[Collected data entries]
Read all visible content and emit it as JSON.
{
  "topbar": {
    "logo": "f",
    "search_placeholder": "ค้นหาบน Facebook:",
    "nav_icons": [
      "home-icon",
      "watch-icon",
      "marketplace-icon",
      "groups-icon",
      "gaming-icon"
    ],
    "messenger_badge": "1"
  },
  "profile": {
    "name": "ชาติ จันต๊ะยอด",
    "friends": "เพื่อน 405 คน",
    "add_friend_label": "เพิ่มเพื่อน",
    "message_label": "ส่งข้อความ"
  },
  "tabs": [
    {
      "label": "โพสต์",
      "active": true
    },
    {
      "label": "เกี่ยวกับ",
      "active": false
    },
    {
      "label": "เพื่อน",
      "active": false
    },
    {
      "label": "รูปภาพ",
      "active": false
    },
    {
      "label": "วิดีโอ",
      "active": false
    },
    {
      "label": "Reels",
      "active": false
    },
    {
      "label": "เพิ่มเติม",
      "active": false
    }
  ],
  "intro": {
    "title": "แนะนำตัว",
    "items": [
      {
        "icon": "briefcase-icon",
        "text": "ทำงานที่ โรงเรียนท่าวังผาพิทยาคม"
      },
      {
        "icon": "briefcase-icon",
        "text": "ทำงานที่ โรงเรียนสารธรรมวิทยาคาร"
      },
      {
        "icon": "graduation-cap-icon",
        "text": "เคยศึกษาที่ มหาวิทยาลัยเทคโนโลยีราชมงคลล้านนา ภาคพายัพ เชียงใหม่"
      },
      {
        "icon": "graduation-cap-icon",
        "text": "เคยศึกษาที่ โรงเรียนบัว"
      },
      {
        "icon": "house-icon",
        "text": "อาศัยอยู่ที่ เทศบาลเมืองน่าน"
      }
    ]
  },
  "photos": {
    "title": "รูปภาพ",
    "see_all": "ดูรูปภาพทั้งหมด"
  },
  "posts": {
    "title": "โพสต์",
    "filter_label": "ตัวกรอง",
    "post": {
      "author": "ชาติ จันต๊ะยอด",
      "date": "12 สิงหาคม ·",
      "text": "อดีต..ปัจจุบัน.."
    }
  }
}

■ **Exercise goal**
Read the entries and select each line where the word "ทำงานท" is found.

■ **Full output**
        "text": "ทำงานที่ โรงเรียนท่าวังผาพิทยาคม"
        "text": "ทำงานที่ โรงเรียนสารธรรมวิทยาคาร"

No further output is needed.